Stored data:
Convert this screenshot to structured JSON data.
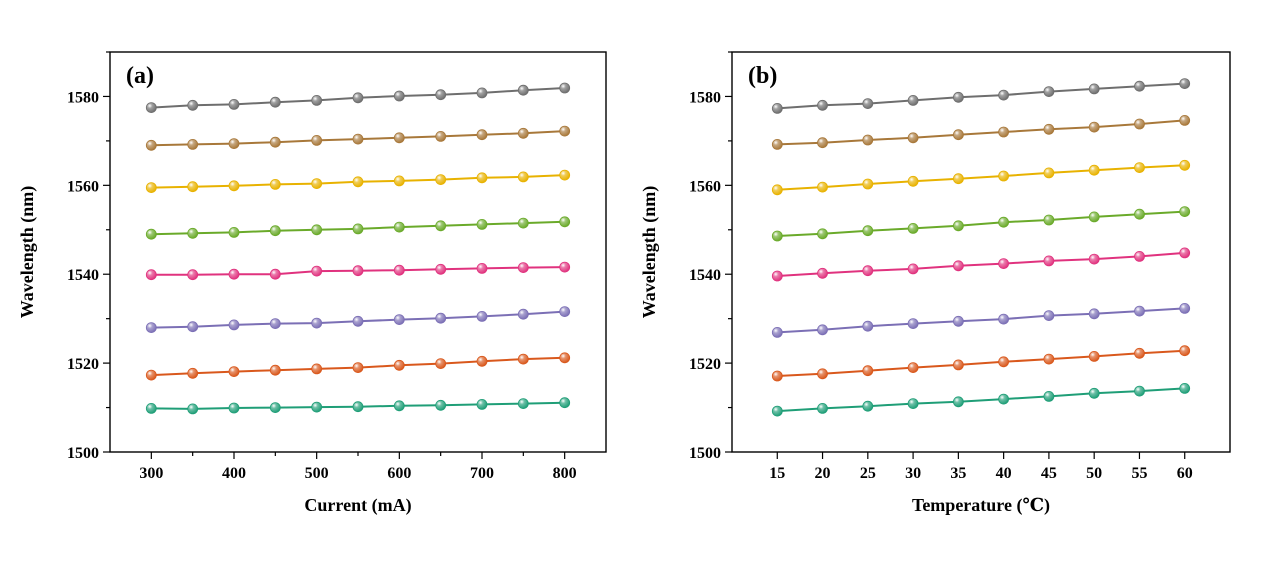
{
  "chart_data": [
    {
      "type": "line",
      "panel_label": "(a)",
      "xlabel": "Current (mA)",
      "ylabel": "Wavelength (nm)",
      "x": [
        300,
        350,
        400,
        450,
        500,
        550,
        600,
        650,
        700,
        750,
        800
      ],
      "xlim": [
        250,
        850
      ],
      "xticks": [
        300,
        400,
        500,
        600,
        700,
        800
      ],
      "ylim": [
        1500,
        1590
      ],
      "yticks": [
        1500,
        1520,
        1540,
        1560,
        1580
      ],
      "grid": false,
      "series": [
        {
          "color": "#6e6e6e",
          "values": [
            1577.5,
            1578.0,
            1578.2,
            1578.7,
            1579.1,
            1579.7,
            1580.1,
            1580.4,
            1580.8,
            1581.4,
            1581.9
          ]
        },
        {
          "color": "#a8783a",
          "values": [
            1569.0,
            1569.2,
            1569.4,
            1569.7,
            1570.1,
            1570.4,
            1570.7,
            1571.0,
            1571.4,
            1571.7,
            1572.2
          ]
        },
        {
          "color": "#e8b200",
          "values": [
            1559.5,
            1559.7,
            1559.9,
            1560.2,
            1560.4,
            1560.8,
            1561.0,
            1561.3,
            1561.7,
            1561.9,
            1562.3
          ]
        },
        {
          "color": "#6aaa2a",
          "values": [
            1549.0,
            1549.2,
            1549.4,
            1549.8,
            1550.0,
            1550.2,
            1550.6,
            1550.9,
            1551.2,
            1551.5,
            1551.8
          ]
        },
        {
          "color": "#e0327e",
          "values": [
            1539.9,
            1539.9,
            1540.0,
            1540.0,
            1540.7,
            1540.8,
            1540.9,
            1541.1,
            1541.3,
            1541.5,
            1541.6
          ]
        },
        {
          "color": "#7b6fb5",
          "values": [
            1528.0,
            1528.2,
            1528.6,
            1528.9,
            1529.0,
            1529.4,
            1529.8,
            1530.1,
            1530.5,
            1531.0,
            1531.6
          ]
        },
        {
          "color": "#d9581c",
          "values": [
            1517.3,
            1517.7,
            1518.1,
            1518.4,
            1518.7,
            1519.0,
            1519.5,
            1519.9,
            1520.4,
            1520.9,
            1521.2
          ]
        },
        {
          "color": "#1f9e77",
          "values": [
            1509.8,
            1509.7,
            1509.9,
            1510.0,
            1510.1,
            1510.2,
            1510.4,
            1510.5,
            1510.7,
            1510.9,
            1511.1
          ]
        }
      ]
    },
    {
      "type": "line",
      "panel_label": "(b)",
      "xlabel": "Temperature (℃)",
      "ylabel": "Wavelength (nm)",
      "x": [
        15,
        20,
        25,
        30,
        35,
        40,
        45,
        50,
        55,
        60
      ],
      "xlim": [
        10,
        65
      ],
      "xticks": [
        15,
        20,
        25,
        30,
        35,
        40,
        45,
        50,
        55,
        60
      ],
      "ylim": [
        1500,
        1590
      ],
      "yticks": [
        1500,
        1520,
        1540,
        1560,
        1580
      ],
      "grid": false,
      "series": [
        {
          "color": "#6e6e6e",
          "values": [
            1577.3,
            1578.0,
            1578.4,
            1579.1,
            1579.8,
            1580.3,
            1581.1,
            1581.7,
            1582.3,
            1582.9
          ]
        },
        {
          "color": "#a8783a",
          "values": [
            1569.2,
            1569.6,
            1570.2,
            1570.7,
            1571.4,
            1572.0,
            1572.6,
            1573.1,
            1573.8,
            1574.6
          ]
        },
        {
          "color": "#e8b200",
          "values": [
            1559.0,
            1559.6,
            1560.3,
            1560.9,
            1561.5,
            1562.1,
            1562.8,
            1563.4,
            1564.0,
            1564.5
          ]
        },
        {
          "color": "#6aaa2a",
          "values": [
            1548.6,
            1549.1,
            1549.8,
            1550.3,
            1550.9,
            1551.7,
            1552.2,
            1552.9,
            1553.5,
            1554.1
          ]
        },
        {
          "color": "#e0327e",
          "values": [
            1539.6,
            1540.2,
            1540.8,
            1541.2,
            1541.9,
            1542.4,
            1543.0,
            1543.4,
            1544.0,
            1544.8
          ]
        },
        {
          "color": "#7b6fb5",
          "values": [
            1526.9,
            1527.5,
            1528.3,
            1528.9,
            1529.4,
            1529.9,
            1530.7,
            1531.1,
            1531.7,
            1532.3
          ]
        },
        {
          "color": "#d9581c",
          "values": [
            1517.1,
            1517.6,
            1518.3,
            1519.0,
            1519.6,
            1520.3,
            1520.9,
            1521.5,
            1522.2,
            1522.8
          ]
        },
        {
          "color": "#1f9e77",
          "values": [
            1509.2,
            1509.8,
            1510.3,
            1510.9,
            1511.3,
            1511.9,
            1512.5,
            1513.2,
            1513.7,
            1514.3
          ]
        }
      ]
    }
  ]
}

What to produce: The material above holds pictures; copy everything else in it exactly.

The result:
Convert this screenshot to structured JSON data.
{
  "chart_data": [
    {
      "type": "line",
      "panel_label": "(a)",
      "xlabel": "Current (mA)",
      "ylabel": "Wavelength (nm)",
      "x": [
        300,
        350,
        400,
        450,
        500,
        550,
        600,
        650,
        700,
        750,
        800
      ],
      "xlim": [
        250,
        850
      ],
      "xticks": [
        300,
        400,
        500,
        600,
        700,
        800
      ],
      "ylim": [
        1500,
        1590
      ],
      "yticks": [
        1500,
        1520,
        1540,
        1560,
        1580
      ],
      "grid": false,
      "series": [
        {
          "color": "#6e6e6e",
          "values": [
            1577.5,
            1578.0,
            1578.2,
            1578.7,
            1579.1,
            1579.7,
            1580.1,
            1580.4,
            1580.8,
            1581.4,
            1581.9
          ]
        },
        {
          "color": "#a8783a",
          "values": [
            1569.0,
            1569.2,
            1569.4,
            1569.7,
            1570.1,
            1570.4,
            1570.7,
            1571.0,
            1571.4,
            1571.7,
            1572.2
          ]
        },
        {
          "color": "#e8b200",
          "values": [
            1559.5,
            1559.7,
            1559.9,
            1560.2,
            1560.4,
            1560.8,
            1561.0,
            1561.3,
            1561.7,
            1561.9,
            1562.3
          ]
        },
        {
          "color": "#6aaa2a",
          "values": [
            1549.0,
            1549.2,
            1549.4,
            1549.8,
            1550.0,
            1550.2,
            1550.6,
            1550.9,
            1551.2,
            1551.5,
            1551.8
          ]
        },
        {
          "color": "#e0327e",
          "values": [
            1539.9,
            1539.9,
            1540.0,
            1540.0,
            1540.7,
            1540.8,
            1540.9,
            1541.1,
            1541.3,
            1541.5,
            1541.6
          ]
        },
        {
          "color": "#7b6fb5",
          "values": [
            1528.0,
            1528.2,
            1528.6,
            1528.9,
            1529.0,
            1529.4,
            1529.8,
            1530.1,
            1530.5,
            1531.0,
            1531.6
          ]
        },
        {
          "color": "#d9581c",
          "values": [
            1517.3,
            1517.7,
            1518.1,
            1518.4,
            1518.7,
            1519.0,
            1519.5,
            1519.9,
            1520.4,
            1520.9,
            1521.2
          ]
        },
        {
          "color": "#1f9e77",
          "values": [
            1509.8,
            1509.7,
            1509.9,
            1510.0,
            1510.1,
            1510.2,
            1510.4,
            1510.5,
            1510.7,
            1510.9,
            1511.1
          ]
        }
      ]
    },
    {
      "type": "line",
      "panel_label": "(b)",
      "xlabel": "Temperature (℃)",
      "ylabel": "Wavelength (nm)",
      "x": [
        15,
        20,
        25,
        30,
        35,
        40,
        45,
        50,
        55,
        60
      ],
      "xlim": [
        10,
        65
      ],
      "xticks": [
        15,
        20,
        25,
        30,
        35,
        40,
        45,
        50,
        55,
        60
      ],
      "ylim": [
        1500,
        1590
      ],
      "yticks": [
        1500,
        1520,
        1540,
        1560,
        1580
      ],
      "grid": false,
      "series": [
        {
          "color": "#6e6e6e",
          "values": [
            1577.3,
            1578.0,
            1578.4,
            1579.1,
            1579.8,
            1580.3,
            1581.1,
            1581.7,
            1582.3,
            1582.9
          ]
        },
        {
          "color": "#a8783a",
          "values": [
            1569.2,
            1569.6,
            1570.2,
            1570.7,
            1571.4,
            1572.0,
            1572.6,
            1573.1,
            1573.8,
            1574.6
          ]
        },
        {
          "color": "#e8b200",
          "values": [
            1559.0,
            1559.6,
            1560.3,
            1560.9,
            1561.5,
            1562.1,
            1562.8,
            1563.4,
            1564.0,
            1564.5
          ]
        },
        {
          "color": "#6aaa2a",
          "values": [
            1548.6,
            1549.1,
            1549.8,
            1550.3,
            1550.9,
            1551.7,
            1552.2,
            1552.9,
            1553.5,
            1554.1
          ]
        },
        {
          "color": "#e0327e",
          "values": [
            1539.6,
            1540.2,
            1540.8,
            1541.2,
            1541.9,
            1542.4,
            1543.0,
            1543.4,
            1544.0,
            1544.8
          ]
        },
        {
          "color": "#7b6fb5",
          "values": [
            1526.9,
            1527.5,
            1528.3,
            1528.9,
            1529.4,
            1529.9,
            1530.7,
            1531.1,
            1531.7,
            1532.3
          ]
        },
        {
          "color": "#d9581c",
          "values": [
            1517.1,
            1517.6,
            1518.3,
            1519.0,
            1519.6,
            1520.3,
            1520.9,
            1521.5,
            1522.2,
            1522.8
          ]
        },
        {
          "color": "#1f9e77",
          "values": [
            1509.2,
            1509.8,
            1510.3,
            1510.9,
            1511.3,
            1511.9,
            1512.5,
            1513.2,
            1513.7,
            1514.3
          ]
        }
      ]
    }
  ]
}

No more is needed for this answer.